=== Information supplied ===

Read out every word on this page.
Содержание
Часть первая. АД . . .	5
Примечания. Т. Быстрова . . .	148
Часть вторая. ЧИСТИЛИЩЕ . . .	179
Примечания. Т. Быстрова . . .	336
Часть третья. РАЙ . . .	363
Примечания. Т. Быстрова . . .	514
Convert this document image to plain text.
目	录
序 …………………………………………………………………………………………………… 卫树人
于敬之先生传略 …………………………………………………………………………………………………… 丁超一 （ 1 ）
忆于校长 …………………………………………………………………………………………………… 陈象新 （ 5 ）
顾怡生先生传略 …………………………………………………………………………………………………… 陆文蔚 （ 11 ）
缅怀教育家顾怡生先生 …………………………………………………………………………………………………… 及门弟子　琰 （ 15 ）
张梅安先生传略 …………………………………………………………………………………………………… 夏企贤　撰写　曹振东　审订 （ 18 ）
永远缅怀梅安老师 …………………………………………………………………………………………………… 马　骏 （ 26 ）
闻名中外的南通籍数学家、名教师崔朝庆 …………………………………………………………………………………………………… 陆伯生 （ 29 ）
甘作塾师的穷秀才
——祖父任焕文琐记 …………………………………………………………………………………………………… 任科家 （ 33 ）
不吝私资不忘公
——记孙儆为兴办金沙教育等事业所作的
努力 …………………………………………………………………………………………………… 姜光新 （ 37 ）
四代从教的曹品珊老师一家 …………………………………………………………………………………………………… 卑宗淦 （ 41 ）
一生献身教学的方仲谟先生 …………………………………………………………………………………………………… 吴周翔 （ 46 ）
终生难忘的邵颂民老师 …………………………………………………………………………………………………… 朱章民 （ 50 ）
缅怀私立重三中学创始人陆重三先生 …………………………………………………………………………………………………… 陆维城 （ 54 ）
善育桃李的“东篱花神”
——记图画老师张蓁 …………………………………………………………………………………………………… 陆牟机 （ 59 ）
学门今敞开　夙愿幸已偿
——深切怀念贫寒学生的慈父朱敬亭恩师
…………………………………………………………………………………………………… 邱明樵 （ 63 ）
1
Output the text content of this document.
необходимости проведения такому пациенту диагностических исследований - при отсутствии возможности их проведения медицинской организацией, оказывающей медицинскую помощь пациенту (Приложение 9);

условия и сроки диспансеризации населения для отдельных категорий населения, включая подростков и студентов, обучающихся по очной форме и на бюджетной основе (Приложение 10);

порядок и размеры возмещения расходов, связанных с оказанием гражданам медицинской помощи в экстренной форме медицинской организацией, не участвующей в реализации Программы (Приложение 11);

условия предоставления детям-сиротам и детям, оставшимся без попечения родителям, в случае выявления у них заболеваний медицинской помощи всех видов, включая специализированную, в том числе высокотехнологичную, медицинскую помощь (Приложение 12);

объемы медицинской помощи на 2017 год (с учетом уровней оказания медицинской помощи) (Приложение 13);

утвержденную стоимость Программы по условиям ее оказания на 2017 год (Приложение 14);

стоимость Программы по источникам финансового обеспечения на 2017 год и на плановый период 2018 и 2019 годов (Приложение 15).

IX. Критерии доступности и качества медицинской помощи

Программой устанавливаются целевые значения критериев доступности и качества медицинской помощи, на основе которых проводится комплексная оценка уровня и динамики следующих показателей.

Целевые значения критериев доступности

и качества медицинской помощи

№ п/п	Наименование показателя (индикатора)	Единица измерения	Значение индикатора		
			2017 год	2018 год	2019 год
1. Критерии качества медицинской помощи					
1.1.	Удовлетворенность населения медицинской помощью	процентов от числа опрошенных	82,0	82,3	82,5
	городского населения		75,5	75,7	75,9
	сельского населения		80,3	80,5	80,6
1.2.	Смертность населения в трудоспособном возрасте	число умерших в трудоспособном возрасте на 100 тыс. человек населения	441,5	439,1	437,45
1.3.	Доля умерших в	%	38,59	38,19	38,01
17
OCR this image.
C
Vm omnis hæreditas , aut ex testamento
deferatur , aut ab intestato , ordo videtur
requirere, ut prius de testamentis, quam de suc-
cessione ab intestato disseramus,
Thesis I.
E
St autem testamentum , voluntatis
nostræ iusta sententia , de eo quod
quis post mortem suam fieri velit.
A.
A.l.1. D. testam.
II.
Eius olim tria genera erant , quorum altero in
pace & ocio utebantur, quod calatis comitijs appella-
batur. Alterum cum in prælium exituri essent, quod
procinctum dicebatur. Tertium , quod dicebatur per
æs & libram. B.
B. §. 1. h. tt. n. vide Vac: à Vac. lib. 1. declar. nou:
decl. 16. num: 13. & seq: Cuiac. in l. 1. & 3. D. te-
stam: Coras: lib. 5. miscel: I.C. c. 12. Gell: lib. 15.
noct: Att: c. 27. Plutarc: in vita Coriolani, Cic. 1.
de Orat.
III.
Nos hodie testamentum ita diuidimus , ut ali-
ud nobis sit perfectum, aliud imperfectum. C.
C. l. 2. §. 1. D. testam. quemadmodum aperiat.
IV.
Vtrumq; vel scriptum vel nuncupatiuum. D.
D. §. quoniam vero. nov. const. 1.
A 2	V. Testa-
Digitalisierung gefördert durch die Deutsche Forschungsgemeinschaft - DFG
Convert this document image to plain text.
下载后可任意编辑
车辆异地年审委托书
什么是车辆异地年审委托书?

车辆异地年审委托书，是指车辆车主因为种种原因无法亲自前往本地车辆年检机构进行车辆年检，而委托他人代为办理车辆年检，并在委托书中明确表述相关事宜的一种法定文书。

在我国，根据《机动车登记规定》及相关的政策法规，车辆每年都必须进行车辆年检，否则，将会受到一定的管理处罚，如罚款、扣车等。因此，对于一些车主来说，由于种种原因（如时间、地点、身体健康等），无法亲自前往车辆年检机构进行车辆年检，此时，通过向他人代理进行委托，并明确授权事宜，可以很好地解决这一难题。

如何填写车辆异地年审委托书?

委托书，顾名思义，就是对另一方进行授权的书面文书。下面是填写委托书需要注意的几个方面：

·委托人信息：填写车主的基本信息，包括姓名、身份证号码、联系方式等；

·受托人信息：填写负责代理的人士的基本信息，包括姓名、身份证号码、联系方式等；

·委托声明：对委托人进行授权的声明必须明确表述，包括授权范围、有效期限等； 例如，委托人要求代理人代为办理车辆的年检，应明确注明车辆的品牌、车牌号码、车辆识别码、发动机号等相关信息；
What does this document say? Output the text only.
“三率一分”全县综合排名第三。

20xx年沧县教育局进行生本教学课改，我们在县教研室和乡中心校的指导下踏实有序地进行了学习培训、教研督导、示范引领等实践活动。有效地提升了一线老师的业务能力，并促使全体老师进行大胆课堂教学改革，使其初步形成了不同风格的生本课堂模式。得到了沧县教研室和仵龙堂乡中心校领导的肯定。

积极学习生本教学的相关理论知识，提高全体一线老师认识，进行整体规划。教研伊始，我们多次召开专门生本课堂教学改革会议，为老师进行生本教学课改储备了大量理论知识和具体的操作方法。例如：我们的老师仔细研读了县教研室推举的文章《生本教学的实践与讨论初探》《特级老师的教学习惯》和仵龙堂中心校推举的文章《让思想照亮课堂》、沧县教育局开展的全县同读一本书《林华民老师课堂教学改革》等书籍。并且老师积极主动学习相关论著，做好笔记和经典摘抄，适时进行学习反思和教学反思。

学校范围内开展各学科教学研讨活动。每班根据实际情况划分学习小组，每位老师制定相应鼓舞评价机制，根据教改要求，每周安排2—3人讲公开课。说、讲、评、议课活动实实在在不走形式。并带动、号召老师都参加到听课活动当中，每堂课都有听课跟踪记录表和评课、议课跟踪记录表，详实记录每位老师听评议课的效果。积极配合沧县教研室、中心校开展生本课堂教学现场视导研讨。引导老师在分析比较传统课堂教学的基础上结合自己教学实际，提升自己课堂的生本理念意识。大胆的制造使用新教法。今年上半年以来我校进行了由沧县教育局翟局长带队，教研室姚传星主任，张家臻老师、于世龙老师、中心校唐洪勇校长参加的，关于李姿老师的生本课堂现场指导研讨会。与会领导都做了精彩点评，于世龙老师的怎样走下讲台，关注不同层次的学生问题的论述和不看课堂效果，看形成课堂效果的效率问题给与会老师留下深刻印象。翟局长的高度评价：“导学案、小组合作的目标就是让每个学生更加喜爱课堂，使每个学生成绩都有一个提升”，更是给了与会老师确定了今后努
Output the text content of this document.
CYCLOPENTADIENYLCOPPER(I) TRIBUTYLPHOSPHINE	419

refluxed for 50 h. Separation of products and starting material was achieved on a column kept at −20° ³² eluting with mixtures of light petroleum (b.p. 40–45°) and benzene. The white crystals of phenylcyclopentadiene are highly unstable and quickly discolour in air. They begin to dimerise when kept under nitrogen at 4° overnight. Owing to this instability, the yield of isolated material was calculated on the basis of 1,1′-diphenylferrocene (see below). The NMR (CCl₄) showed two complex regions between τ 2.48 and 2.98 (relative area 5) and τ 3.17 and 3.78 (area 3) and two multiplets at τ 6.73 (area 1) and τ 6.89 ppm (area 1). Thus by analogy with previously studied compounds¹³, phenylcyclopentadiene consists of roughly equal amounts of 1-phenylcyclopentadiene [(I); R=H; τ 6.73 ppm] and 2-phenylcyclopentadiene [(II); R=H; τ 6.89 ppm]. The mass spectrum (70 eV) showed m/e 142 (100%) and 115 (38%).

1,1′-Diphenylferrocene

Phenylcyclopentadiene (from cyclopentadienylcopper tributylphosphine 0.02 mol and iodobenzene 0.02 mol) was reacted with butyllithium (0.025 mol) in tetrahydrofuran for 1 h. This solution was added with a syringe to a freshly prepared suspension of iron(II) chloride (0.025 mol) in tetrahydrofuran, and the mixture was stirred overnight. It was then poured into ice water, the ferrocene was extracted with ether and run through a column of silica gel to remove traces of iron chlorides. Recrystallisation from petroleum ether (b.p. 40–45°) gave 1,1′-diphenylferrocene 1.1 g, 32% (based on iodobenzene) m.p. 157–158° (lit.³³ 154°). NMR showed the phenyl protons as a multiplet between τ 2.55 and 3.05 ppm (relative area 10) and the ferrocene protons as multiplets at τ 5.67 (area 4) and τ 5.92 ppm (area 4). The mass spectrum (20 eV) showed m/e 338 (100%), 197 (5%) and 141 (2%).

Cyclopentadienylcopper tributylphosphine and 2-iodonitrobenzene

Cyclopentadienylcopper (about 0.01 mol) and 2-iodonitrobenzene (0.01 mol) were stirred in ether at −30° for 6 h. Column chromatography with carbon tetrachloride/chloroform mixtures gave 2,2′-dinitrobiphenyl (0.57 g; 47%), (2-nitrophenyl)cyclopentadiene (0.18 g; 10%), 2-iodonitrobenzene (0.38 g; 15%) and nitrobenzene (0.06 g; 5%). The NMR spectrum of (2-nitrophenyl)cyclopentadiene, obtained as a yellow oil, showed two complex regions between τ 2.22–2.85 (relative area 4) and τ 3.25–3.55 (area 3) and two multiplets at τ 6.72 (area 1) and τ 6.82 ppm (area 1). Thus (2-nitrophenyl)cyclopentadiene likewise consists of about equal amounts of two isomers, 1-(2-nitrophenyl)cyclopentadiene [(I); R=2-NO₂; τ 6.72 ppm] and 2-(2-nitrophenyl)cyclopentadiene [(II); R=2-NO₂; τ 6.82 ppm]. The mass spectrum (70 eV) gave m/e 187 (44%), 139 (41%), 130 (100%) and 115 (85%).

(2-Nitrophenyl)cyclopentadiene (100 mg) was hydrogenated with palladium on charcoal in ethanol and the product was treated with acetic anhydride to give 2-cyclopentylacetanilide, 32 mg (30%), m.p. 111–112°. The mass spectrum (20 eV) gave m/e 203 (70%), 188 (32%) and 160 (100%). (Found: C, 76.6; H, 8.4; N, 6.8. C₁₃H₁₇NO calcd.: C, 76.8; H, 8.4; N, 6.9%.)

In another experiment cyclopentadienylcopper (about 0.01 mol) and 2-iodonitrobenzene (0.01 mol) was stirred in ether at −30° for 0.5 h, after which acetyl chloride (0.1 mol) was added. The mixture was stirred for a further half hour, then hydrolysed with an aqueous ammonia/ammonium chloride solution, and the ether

===

**What is required**
Consider the entries above and return each line with the string "petroleum".

**Answer to the exercise**
refluxed for 50 h. Separation of products and starting material was achieved on a column kept at −20° ³² eluting with mixtures of light petroleum (b.p. 40–45°) and benzene. The white crystals of phenylcyclopentadiene are highly unstable and quickly discolour in air. They begin to dimerise when kept under nitrogen at 4° overnight. Owing to this instability, the yield of isolated material was calculated on the basis of 1,1′-diphenylferrocene (see below). The NMR (CCl₄) showed two complex regions between τ 2.48 and 2.98 (relative area 5) and τ 3.17 and 3.78 (area 3) and two multiplets at τ 6.73 (area 1) and τ 6.89 ppm (area 1). Thus by analogy with previously studied compounds¹³, phenylcyclopentadiene consists of roughly equal amounts of 1-phenylcyclopentadiene [(I); R=H; τ 6.73 ppm] and 2-phenylcyclopentadiene [(II); R=H; τ 6.89 ppm]. The mass spectrum (70 eV) showed m/e 142 (100%) and 115 (38%).
Phenylcyclopentadiene (from cyclopentadienylcopper tributylphosphine 0.02 mol and iodobenzene 0.02 mol) was reacted with butyllithium (0.025 mol) in tetrahydrofuran for 1 h. This solution was added with a syringe to a freshly prepared suspension of iron(II) chloride (0.025 mol) in tetrahydrofuran, and the mixture was stirred overnight. It was then poured into ice water, the ferrocene was extracted with ether and run through a column of silica gel to remove traces of iron chlorides. Recrystallisation from petroleum ether (b.p. 40–45°) gave 1,1′-diphenylferrocene 1.1 g, 32% (based on iodobenzene) m.p. 157–158° (lit.³³ 154°). NMR showed the phenyl protons as a multiplet between τ 2.55 and 3.05 ppm (relative area 10) and the ferrocene protons as multiplets at τ 5.67 (area 4) and τ 5.92 ppm (area 4). The mass spectrum (20 eV) showed m/e 338 (100%), 197 (5%) and 141 (2%).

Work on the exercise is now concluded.